TO DO: Search the listing below for the word "checker" and copy each line that holds it.

[Collected data entries]
"""
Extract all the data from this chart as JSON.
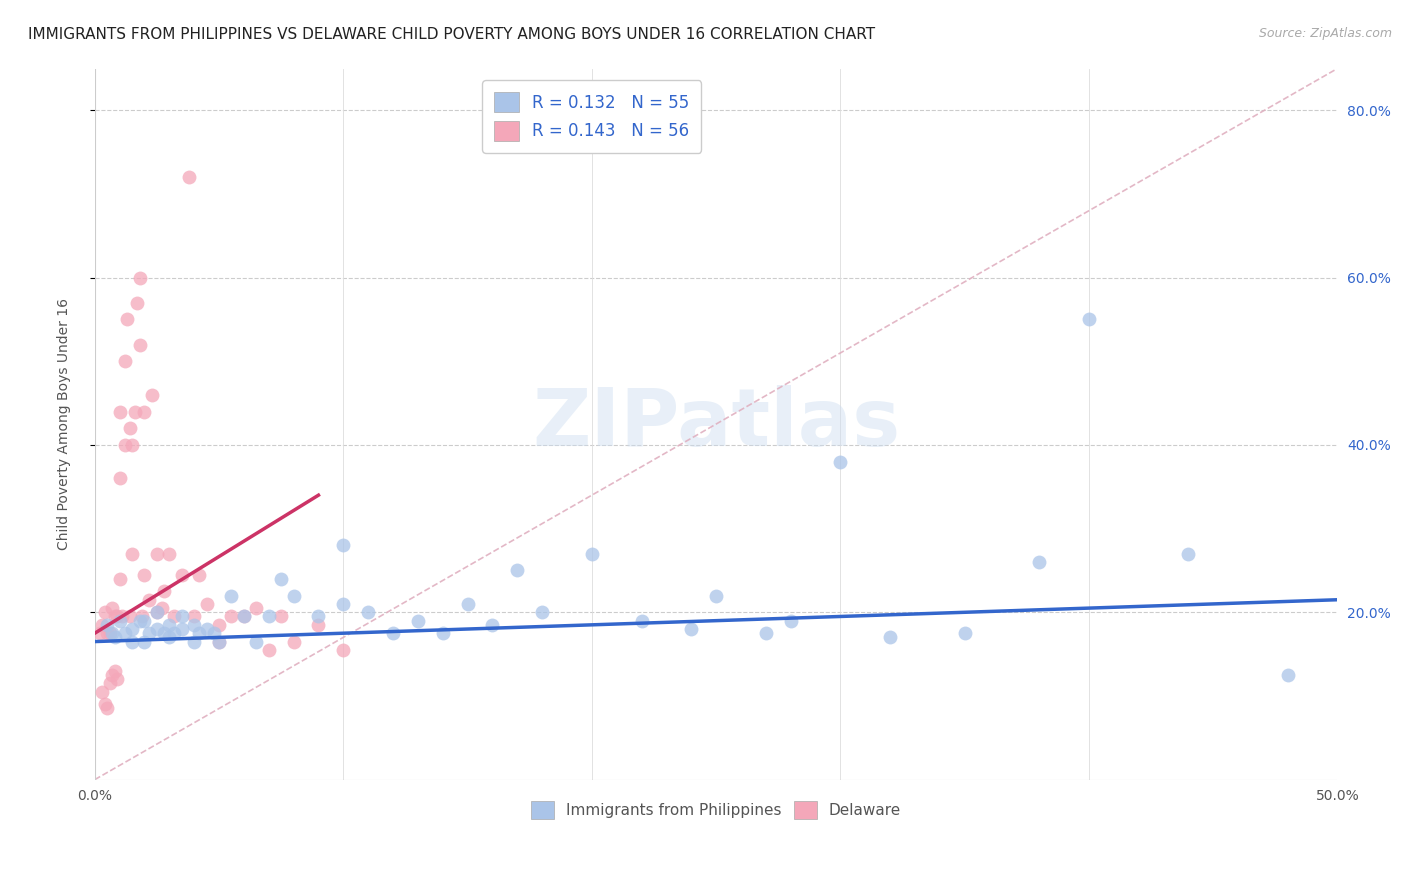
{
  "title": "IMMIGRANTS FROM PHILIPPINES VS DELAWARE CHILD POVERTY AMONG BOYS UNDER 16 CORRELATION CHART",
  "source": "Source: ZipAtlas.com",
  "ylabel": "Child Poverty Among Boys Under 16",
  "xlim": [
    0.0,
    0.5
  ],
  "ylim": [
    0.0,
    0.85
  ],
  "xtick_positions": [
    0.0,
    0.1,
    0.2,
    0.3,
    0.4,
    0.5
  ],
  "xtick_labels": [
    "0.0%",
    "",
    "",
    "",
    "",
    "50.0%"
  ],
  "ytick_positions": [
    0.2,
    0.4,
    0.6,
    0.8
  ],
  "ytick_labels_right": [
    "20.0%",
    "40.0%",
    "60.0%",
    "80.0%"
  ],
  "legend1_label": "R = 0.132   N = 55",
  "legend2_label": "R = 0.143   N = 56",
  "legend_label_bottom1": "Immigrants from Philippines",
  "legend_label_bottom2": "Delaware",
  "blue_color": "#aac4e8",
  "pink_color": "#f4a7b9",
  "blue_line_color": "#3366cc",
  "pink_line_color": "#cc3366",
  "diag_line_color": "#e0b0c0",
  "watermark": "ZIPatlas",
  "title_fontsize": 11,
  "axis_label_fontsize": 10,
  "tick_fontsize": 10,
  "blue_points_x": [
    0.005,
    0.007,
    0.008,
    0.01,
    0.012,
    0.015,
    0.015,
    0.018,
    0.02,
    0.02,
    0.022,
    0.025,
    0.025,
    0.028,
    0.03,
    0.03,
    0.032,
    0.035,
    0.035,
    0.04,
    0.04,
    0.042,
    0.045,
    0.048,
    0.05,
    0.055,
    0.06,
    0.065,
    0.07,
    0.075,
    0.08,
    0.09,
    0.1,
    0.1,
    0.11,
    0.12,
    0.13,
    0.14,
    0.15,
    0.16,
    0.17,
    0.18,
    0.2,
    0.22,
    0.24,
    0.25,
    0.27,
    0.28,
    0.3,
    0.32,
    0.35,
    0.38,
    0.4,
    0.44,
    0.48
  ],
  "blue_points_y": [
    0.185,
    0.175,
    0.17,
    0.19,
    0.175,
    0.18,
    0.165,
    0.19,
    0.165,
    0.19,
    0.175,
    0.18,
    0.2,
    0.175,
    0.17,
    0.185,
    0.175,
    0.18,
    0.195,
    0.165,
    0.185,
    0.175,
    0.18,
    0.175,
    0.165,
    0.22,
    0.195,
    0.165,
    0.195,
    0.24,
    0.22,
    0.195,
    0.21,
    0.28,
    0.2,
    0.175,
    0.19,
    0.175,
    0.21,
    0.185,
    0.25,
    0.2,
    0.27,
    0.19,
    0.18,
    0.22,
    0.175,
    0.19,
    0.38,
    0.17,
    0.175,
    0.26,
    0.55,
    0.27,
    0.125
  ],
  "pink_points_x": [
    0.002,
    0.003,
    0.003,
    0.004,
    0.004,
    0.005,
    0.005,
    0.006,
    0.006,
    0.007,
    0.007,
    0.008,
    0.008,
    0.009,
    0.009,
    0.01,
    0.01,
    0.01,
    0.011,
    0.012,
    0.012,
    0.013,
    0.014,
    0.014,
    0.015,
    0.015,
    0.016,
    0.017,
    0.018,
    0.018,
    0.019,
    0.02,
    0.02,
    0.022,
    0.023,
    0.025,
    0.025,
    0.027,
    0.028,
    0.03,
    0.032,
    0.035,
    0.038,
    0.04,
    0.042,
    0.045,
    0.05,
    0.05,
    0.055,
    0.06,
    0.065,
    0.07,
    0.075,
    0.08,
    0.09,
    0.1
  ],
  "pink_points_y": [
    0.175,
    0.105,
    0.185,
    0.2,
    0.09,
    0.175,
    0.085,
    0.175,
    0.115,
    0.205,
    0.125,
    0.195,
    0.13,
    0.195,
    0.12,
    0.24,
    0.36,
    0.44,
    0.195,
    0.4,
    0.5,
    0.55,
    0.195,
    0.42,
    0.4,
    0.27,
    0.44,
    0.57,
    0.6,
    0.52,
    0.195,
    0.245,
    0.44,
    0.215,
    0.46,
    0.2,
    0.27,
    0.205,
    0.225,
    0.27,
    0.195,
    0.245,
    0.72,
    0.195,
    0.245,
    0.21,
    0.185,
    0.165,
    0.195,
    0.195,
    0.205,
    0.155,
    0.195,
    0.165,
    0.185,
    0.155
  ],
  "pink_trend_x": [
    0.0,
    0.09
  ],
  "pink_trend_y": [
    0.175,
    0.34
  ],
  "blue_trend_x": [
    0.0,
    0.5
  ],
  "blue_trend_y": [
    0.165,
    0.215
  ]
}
"""
"""
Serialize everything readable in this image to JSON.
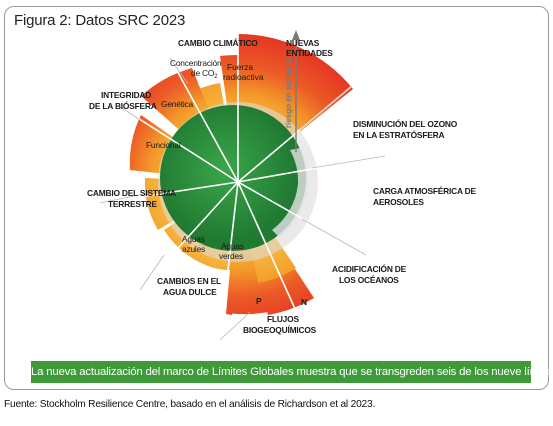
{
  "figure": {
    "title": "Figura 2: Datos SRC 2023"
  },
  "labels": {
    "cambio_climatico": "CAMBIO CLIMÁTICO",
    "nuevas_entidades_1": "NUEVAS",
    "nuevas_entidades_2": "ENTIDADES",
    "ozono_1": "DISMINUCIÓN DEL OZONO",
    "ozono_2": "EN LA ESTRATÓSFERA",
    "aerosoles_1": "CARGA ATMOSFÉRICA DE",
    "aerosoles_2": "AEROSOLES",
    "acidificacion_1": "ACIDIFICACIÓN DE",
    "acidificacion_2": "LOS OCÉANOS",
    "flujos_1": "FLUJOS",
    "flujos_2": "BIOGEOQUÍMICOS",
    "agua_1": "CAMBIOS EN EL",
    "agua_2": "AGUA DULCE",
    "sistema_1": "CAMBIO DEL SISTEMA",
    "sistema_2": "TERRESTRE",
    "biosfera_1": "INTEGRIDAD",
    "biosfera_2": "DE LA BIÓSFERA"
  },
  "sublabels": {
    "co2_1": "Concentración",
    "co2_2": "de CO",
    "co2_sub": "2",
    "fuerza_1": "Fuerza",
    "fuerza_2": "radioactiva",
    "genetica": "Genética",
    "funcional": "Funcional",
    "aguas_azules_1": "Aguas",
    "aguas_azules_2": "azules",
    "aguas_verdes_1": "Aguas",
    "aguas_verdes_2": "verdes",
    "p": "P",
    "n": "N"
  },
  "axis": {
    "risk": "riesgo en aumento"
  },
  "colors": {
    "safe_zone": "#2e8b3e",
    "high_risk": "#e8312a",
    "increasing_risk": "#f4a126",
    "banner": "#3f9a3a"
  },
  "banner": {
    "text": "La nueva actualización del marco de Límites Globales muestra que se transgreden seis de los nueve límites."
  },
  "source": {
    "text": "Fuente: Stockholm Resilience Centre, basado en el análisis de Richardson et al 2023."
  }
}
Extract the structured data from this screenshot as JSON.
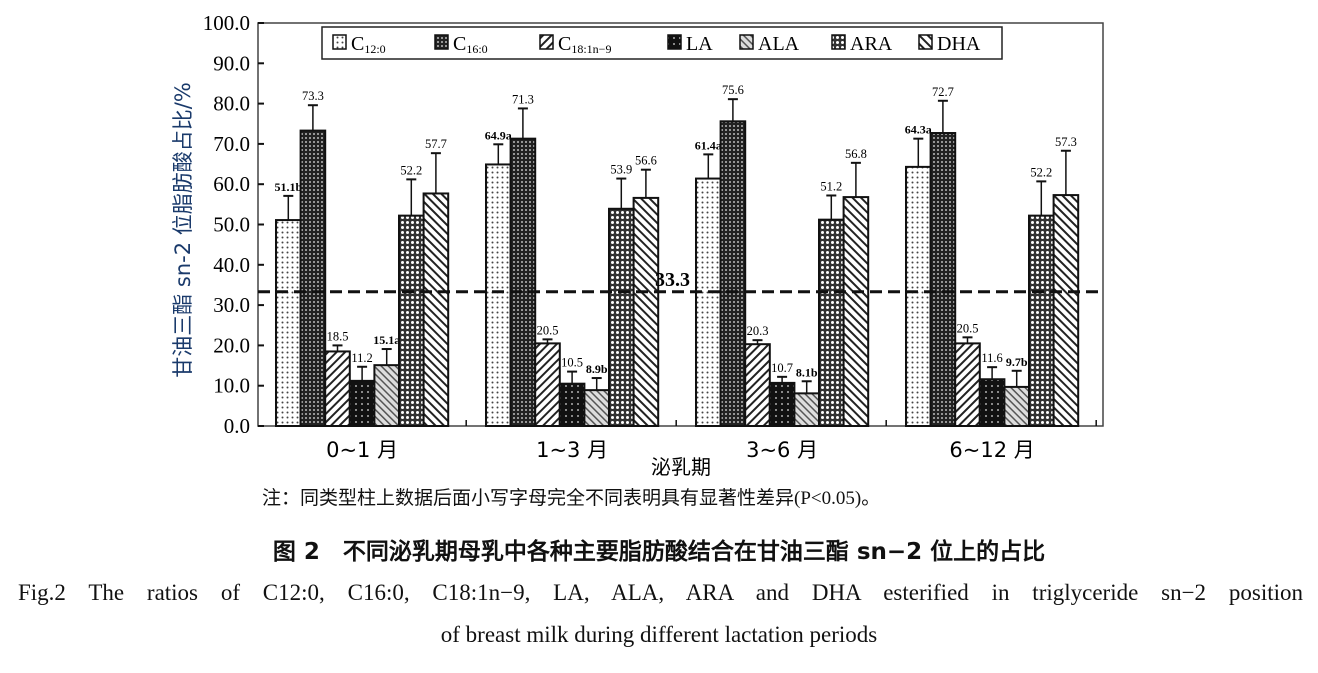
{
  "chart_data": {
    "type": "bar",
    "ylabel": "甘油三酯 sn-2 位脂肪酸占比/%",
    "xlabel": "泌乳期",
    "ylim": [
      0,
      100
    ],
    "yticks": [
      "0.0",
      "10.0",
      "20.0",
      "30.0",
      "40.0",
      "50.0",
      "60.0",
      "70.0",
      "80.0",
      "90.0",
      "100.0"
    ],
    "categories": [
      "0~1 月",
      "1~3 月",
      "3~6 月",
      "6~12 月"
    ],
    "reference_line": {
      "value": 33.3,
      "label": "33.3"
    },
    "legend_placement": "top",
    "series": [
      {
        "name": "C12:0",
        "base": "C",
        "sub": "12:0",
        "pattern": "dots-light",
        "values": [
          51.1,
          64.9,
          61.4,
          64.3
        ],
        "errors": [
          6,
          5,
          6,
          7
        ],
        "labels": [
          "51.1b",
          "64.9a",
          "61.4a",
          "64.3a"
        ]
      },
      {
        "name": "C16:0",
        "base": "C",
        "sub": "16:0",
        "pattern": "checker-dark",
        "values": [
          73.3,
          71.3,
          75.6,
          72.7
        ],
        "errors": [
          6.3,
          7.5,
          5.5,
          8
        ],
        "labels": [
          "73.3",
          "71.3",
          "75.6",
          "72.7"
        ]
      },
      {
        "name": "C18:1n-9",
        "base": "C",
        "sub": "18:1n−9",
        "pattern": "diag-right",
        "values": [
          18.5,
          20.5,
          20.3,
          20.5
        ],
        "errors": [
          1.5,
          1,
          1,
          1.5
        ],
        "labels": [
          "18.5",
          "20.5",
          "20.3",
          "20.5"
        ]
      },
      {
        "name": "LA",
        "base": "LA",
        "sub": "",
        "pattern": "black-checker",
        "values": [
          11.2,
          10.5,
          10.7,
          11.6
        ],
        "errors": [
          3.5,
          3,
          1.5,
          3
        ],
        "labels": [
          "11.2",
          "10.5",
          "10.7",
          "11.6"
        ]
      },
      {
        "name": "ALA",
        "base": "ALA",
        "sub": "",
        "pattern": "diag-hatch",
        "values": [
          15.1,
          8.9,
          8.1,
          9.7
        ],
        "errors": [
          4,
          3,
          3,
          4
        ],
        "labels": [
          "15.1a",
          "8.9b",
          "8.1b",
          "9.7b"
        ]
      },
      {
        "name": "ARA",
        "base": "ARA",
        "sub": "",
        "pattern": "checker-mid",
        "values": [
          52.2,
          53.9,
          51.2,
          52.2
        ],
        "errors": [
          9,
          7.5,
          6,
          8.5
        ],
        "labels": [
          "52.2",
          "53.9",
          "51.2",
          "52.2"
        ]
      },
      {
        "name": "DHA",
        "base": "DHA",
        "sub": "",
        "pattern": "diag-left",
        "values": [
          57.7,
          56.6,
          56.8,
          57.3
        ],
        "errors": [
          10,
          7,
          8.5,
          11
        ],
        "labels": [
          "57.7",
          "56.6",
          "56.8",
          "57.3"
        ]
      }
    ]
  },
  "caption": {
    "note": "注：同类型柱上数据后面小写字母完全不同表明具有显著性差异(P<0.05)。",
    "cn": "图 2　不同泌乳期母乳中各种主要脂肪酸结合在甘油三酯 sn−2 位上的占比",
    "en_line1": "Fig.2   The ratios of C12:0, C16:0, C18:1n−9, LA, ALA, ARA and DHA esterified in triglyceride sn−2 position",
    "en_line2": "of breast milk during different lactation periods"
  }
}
"""
"""
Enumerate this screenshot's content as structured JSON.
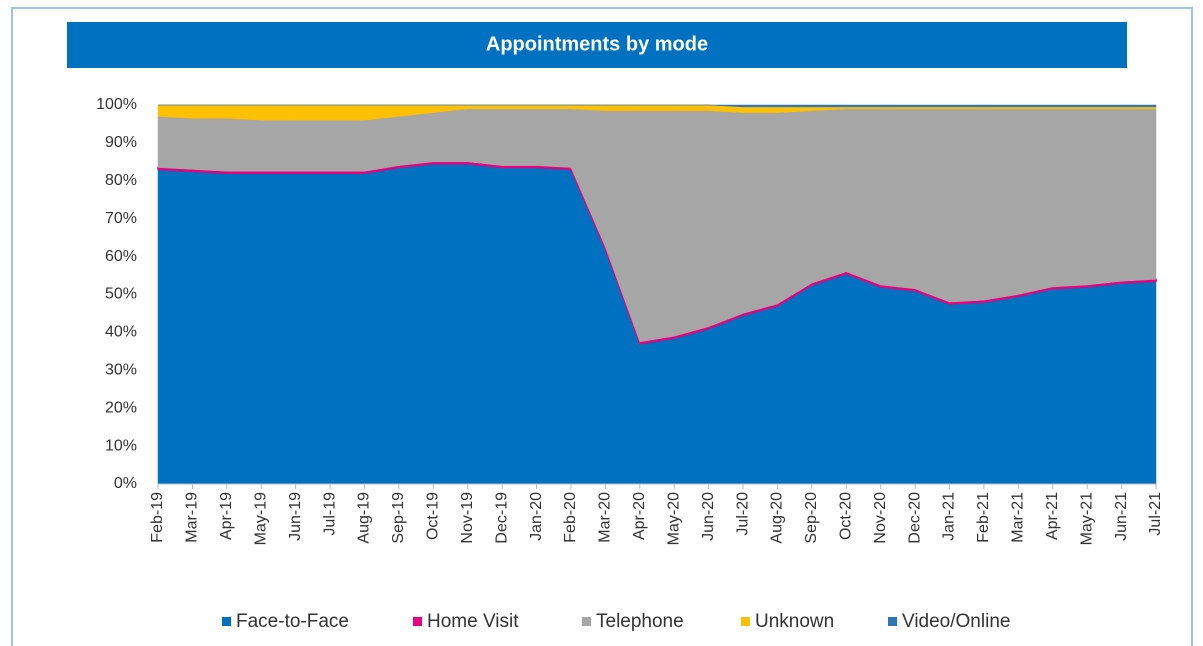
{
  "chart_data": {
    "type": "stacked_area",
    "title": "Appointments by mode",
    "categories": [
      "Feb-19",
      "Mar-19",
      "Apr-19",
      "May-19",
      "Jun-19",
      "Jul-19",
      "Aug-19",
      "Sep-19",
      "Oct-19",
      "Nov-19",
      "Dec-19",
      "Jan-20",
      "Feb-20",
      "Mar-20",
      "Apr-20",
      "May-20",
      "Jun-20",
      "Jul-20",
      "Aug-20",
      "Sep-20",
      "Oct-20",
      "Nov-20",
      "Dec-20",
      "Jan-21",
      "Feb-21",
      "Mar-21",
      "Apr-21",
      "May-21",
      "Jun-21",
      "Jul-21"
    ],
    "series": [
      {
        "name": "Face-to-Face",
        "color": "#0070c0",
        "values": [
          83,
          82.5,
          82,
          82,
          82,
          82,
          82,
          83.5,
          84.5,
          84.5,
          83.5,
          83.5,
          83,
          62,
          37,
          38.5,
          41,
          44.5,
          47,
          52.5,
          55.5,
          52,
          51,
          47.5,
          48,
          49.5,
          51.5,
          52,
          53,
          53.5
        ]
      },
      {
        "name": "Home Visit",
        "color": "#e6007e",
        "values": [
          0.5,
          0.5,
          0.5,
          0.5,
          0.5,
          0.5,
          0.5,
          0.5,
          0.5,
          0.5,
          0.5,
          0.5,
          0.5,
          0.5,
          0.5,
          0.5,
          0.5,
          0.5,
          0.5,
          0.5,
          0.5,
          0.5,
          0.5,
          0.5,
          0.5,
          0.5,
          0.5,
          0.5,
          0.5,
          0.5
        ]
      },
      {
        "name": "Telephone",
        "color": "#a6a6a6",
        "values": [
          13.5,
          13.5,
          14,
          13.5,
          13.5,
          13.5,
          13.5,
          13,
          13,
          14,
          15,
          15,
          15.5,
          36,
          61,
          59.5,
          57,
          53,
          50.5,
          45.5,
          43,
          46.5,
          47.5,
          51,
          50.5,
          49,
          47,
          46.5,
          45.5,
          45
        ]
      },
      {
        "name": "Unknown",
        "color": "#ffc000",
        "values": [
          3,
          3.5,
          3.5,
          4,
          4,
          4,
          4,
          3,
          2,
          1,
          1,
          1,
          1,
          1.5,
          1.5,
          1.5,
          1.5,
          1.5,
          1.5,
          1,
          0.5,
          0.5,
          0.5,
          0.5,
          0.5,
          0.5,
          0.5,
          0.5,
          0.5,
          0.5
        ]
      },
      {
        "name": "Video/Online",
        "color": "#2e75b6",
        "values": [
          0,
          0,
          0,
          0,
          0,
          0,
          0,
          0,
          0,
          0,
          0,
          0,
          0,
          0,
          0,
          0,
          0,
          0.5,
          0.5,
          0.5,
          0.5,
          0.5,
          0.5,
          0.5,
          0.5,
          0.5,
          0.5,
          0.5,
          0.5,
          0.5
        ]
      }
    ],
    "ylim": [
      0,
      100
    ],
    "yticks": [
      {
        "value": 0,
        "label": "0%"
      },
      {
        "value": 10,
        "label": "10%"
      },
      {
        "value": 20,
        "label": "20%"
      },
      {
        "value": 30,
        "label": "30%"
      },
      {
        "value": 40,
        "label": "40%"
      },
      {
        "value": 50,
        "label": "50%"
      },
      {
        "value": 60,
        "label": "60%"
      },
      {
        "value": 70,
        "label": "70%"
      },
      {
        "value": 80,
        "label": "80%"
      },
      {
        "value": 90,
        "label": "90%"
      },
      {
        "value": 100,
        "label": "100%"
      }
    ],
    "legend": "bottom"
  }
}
"""
FINISHED TASK:
        "pattern": "checker-dark",
        "pattern": "black-checker",
        "pattern": "checker-mid",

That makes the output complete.